SOURCE EXCERPT:
The subgroups in (1), (2), and (6) are the normal subgroups.

### Characteristic subgroups

In this group, the characteristic subgroups are the same as the normal subgroups. In other words, this is a group in which every normal subgroup is characteristic

### Subnormal subgroups

The subgroups in (1), (2), (5), (6) are subnormal. Of these, (1), (2), and (6) are normal, whereas the subgroups in (5) are 2-subnormal subgroups.

## Supergroups

The special linear group $SL(2,3)$ is a subgroup of the general linear group $GL(2,3)$. It is also a subgroup of $SL(2,q)$ for any prime power $q \ge 3$ (note that $q$ need not be a power of $3$). For full proof, refer: SL(2,3) is a subgroup of any special linear group, Dickson's theorem

## Subgroup-defining functions

Subgroup-defining function Subgroup type in list Isomorphism class Comment
Center (2) Cyclic group:Z2
Commutator subgroup (6) Quaternion group
Frattini subgroup (2) Cyclic group:Z2
Fitting subgroup (6) Quaternion group
Socle (2) Cyclic group:Z2

## Quotient-defining functions

Quotient-defining function Isomorphism class Comment
Inner automorphism group alternating group:A4 Quotient by the center, which is cyclic of order two.

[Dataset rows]

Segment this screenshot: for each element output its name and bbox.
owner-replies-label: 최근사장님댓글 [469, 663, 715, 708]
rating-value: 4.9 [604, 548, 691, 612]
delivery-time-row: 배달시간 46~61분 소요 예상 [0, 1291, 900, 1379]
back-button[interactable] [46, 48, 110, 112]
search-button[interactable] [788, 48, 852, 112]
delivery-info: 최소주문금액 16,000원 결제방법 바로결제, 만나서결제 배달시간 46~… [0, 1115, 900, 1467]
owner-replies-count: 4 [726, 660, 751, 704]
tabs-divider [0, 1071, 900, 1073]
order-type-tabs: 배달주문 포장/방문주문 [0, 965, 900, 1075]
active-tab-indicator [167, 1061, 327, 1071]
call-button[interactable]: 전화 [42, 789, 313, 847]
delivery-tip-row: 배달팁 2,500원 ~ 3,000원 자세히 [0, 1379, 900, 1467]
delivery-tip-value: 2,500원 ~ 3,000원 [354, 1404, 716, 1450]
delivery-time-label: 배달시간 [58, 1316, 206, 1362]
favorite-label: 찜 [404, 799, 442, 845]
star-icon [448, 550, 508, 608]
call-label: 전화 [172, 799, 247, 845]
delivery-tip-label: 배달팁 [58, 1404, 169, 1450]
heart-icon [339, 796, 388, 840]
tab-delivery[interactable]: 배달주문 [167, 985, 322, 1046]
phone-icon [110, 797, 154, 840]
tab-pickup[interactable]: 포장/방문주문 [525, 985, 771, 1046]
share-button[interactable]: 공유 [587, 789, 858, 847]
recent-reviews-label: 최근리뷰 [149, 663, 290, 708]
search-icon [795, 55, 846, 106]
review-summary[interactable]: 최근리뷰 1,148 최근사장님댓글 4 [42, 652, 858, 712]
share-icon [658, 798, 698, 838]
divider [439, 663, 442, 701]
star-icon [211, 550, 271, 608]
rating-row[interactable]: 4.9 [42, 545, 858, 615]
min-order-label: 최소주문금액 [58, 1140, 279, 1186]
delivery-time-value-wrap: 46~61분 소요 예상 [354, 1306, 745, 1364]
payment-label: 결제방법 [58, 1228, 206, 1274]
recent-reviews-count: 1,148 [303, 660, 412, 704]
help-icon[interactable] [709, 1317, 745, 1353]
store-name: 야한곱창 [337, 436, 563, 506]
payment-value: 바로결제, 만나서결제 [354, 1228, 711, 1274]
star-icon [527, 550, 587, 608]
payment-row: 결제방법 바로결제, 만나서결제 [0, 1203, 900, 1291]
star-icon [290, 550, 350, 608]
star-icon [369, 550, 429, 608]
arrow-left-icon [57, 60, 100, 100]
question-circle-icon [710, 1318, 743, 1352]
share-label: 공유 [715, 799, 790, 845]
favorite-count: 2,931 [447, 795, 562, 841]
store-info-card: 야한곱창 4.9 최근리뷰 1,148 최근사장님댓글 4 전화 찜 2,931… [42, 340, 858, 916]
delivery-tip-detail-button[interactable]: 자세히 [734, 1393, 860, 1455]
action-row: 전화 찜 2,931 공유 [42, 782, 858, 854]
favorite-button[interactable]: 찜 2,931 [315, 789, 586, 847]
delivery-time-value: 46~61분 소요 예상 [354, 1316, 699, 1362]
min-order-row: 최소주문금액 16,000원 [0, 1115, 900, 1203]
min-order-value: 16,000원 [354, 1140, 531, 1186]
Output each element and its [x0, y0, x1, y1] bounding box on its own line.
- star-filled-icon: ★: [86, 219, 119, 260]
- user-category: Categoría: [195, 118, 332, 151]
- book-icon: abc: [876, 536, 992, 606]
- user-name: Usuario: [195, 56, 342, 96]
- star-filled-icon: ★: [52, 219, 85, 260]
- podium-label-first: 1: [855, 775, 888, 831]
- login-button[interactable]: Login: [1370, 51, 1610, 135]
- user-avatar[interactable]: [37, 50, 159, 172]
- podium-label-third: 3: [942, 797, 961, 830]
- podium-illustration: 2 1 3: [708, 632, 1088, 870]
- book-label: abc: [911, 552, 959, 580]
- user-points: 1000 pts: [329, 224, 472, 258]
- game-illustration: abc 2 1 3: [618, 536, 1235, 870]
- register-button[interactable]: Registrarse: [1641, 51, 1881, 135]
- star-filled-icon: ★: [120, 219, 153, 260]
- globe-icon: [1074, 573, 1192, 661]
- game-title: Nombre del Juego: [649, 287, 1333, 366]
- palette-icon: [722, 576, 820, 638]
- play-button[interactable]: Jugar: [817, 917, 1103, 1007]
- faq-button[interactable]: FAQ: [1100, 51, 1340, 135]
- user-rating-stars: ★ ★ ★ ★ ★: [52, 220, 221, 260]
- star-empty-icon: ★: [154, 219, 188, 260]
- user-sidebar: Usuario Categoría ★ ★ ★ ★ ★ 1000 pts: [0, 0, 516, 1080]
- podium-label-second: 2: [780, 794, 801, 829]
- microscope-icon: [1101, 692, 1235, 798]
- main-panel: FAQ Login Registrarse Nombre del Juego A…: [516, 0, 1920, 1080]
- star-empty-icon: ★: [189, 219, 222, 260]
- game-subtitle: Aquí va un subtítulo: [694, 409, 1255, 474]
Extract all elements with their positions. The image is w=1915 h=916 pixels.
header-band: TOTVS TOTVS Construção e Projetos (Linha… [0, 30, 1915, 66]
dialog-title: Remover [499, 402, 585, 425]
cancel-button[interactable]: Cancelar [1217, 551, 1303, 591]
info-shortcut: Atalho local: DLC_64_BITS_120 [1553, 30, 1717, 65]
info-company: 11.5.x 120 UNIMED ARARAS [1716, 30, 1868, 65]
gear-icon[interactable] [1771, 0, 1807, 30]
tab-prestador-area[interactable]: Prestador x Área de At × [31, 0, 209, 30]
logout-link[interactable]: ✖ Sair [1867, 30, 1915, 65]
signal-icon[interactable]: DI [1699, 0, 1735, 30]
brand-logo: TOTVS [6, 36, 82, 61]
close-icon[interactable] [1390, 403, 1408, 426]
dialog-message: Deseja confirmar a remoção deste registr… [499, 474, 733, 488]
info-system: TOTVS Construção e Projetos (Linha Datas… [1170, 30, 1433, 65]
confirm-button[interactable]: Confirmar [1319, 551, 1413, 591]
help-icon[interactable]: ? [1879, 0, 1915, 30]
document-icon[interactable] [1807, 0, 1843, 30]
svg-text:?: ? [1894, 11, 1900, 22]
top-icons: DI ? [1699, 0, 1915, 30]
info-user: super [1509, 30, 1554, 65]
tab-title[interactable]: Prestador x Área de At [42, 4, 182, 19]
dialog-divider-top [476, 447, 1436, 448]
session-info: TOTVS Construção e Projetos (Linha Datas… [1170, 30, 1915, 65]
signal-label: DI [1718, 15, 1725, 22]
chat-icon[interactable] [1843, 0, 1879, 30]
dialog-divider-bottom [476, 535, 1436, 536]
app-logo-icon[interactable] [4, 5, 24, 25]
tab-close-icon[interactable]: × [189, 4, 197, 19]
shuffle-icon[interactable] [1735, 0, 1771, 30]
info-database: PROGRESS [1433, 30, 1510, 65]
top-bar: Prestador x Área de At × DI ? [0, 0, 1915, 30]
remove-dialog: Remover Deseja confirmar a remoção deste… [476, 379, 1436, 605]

REQUEST:
Return the SL(2,3) excerpt word for word, everything from "### Subnormal subgroups" down to "are 2-subnormal subgroups.". The rows aren't needed here.

WORKED SOLUTION:
### Subnormal subgroups

The subgroups in (1), (2), (5), (6) are subnormal. Of these, (1), (2), and (6) are normal, whereas the subgroups in (5) are 2-subnormal subgroups.